- What you should do -
Gather, from the listing beneath this task, every line holding the string "more".

+++ The input

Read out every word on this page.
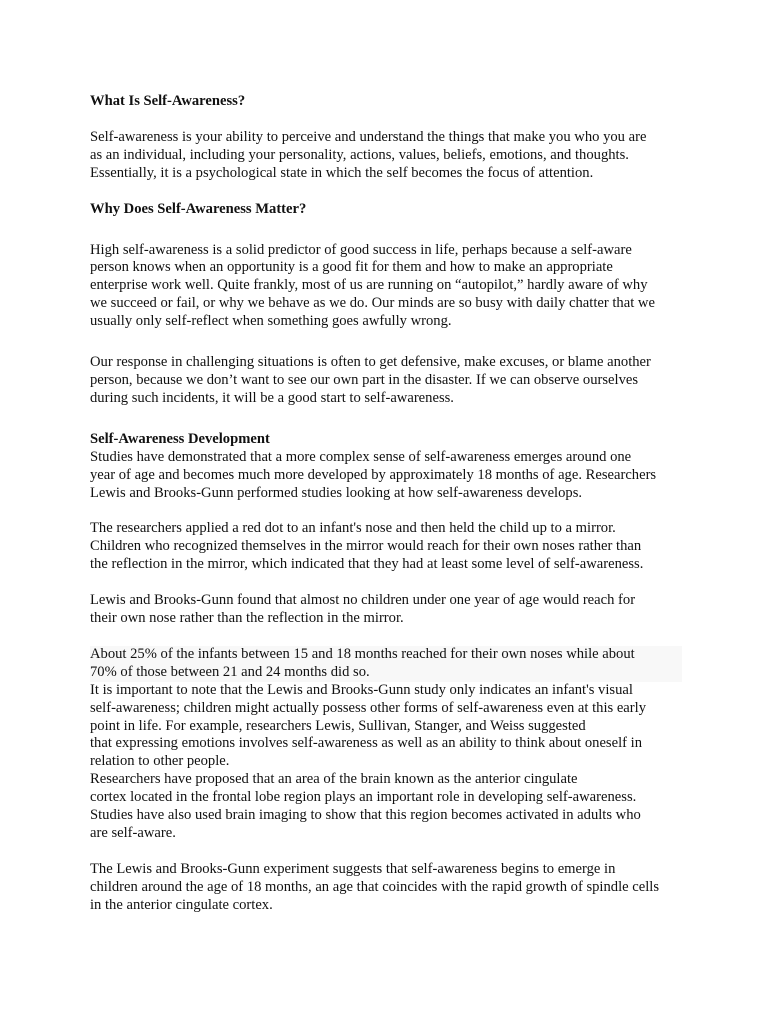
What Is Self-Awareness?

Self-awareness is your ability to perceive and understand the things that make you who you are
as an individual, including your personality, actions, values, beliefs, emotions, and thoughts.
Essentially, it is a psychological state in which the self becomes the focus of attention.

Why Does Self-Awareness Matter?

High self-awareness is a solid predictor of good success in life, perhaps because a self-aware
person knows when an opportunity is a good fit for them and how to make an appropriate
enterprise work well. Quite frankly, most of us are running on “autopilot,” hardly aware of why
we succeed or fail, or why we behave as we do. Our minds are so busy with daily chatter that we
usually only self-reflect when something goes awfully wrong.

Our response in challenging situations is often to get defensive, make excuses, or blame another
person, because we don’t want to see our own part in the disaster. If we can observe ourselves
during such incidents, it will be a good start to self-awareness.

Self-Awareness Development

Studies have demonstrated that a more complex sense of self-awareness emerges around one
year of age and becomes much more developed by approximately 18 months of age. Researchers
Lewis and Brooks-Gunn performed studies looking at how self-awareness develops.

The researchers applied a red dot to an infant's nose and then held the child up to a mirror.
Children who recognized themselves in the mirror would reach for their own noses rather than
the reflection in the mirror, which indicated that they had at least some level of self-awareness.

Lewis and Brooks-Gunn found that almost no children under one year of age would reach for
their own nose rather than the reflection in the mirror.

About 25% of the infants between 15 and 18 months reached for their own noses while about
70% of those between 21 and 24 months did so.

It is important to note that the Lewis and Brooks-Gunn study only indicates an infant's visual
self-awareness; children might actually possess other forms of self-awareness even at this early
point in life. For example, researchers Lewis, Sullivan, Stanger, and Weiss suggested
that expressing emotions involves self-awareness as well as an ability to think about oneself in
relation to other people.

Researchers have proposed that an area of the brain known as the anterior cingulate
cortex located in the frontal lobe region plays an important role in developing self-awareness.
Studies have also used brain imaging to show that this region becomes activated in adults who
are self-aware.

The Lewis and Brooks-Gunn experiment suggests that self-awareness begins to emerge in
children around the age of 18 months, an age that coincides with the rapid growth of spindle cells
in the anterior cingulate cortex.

++++++

- Completed task -
Studies have demonstrated that a more complex sense of self-awareness emerges around one
year of age and becomes much more developed by approximately 18 months of age. Researchers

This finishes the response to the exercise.